- **WRITTEN PROBLEM**: Where a line contains the string "subtitle", copy that line.

- **SUPPLIED RECORDS**:
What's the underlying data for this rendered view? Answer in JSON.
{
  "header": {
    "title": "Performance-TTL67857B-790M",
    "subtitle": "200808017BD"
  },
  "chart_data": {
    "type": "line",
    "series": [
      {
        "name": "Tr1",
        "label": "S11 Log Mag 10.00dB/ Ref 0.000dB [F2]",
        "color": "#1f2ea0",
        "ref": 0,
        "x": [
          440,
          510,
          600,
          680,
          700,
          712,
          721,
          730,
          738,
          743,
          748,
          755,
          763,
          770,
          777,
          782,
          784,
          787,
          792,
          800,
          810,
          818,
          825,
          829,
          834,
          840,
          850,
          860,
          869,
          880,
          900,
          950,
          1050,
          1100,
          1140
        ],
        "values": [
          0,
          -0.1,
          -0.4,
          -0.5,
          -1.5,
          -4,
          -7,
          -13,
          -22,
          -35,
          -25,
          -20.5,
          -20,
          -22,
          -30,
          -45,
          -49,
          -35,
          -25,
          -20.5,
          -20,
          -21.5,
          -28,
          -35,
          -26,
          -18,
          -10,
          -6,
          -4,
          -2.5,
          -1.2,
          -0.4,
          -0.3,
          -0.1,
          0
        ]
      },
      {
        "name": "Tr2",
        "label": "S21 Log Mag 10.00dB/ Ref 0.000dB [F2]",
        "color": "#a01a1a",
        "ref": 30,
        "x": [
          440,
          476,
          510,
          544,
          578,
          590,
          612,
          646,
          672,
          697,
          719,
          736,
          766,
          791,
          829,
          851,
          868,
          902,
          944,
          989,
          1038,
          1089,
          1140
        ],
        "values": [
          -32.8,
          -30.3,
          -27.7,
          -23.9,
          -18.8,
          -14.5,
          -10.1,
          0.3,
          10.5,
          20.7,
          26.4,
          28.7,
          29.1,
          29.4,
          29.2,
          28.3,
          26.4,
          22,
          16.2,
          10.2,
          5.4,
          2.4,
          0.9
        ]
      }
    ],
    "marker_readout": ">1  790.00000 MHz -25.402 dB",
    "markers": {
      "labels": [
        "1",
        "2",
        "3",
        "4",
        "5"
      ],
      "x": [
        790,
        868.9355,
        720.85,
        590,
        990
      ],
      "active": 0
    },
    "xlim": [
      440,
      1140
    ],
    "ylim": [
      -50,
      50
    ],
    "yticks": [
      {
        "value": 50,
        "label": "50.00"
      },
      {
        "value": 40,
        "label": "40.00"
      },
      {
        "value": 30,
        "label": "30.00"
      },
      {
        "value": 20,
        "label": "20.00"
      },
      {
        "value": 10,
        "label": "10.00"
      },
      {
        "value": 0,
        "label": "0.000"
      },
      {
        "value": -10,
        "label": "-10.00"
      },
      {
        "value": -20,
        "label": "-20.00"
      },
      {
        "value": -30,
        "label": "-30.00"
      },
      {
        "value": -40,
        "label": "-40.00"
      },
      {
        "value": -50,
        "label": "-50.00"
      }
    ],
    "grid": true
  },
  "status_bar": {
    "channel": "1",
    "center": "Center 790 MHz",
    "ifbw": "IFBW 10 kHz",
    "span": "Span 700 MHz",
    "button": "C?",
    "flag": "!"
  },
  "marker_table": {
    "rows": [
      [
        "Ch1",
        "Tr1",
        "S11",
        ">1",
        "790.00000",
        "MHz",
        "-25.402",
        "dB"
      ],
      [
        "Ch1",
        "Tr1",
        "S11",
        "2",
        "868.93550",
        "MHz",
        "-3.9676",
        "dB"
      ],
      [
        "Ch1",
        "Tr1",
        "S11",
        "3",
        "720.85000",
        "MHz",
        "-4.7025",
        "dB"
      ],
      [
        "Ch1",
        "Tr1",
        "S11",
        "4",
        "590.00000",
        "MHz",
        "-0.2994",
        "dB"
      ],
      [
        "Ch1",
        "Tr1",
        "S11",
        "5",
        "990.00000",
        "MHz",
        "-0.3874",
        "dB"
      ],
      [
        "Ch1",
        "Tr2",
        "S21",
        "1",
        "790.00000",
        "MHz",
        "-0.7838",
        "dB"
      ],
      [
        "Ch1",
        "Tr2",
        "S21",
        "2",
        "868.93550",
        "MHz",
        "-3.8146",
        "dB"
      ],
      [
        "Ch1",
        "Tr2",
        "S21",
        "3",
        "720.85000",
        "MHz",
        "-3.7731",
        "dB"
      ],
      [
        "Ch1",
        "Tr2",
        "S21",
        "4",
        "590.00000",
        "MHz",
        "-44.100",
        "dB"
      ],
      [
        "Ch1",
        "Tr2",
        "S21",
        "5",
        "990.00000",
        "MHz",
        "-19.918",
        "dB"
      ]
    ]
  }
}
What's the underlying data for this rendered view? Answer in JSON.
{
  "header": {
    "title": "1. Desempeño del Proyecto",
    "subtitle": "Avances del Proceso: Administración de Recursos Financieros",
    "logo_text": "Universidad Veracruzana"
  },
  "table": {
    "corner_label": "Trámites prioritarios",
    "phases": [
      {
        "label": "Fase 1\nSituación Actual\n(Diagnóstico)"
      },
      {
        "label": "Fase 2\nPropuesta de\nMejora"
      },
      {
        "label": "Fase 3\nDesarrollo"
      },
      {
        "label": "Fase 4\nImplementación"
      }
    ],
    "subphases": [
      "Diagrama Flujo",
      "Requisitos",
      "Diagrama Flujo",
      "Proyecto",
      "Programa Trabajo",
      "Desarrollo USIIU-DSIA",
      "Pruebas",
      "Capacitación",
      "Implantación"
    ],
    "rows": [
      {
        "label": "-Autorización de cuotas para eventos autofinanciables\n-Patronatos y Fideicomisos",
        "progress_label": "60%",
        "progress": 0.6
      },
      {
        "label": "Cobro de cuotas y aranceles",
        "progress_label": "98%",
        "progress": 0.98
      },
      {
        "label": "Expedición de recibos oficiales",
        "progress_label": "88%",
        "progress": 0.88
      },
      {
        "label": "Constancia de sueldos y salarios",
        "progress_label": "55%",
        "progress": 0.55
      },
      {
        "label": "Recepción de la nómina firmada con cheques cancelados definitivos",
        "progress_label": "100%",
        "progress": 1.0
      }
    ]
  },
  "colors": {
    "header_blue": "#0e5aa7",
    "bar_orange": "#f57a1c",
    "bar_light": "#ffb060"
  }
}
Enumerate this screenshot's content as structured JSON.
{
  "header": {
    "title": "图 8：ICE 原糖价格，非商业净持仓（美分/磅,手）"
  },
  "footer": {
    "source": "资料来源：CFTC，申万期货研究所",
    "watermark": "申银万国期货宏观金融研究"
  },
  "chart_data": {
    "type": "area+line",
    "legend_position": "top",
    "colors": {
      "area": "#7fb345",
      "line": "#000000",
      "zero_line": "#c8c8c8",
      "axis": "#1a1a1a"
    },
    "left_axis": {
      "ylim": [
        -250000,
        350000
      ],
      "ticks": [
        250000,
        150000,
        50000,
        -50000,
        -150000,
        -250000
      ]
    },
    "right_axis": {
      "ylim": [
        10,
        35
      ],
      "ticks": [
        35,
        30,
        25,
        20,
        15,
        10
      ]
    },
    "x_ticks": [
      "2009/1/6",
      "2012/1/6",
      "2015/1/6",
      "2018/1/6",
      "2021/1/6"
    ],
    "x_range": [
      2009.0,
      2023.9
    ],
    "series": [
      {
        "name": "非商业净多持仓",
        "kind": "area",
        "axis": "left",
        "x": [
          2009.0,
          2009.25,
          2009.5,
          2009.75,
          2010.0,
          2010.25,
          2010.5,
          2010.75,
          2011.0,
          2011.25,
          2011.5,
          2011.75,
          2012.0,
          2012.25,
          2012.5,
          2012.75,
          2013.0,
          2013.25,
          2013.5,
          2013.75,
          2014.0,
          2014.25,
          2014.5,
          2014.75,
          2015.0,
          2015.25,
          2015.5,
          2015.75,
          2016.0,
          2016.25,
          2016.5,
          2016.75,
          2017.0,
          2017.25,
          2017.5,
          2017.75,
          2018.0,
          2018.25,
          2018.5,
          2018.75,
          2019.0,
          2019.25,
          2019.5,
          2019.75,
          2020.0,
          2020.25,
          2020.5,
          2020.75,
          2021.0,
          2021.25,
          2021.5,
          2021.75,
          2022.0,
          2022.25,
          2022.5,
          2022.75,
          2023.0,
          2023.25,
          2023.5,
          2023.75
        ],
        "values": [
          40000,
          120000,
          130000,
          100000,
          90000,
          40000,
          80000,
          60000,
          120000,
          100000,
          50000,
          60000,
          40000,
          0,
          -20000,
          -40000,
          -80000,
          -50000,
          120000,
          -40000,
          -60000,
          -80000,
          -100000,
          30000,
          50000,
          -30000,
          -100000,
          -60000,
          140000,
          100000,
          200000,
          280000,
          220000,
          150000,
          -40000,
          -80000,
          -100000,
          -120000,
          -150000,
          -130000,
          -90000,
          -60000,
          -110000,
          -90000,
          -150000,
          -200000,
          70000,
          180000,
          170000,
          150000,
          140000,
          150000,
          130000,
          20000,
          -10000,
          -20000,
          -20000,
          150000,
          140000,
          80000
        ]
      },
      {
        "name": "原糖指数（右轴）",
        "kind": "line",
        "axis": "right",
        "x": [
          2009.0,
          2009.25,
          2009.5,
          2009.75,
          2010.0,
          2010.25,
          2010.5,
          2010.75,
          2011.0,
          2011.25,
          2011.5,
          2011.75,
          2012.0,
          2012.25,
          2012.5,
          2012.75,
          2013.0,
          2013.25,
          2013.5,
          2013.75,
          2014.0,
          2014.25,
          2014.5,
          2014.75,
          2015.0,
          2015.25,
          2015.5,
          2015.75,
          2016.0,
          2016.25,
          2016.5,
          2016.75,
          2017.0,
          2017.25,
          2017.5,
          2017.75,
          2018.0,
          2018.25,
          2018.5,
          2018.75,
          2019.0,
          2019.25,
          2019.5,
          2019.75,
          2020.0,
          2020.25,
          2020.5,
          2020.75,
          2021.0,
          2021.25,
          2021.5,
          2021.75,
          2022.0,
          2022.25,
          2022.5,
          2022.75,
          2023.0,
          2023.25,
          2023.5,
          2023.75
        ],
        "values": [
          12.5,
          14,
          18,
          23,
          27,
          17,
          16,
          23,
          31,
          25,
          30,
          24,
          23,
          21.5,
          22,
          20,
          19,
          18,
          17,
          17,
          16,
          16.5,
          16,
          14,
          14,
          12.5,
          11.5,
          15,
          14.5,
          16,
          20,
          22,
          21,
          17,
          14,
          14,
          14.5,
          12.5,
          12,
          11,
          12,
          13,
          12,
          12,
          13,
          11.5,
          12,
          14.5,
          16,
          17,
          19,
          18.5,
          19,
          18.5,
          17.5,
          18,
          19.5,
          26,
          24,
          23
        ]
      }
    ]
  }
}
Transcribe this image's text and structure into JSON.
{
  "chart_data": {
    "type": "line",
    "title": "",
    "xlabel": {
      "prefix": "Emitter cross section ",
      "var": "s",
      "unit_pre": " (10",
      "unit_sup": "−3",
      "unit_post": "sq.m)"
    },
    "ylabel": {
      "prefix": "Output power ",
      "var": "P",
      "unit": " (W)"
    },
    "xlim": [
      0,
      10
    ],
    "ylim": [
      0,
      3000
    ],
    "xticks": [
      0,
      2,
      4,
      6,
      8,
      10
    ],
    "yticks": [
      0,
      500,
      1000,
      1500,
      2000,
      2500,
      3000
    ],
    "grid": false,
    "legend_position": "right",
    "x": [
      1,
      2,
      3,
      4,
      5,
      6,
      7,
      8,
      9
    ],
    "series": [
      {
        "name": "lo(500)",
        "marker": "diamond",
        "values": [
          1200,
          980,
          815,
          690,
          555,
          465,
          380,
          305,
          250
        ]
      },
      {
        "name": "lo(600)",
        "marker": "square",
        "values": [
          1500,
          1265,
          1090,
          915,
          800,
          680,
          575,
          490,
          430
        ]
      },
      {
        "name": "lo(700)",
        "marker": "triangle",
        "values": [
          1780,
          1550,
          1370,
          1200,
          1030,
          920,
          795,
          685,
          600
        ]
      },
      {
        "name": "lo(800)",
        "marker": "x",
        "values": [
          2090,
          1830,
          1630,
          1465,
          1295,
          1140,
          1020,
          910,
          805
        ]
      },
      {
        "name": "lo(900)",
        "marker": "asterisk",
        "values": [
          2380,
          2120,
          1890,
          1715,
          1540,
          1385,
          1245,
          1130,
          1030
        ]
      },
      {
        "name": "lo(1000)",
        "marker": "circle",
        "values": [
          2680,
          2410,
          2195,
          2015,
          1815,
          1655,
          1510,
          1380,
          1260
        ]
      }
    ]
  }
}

- **RESPONSE TO THIS EXERCISE**:
    "subtitle": "200808017BD"
    "subtitle": "Avances del Proceso: Administración de Recursos Financieros",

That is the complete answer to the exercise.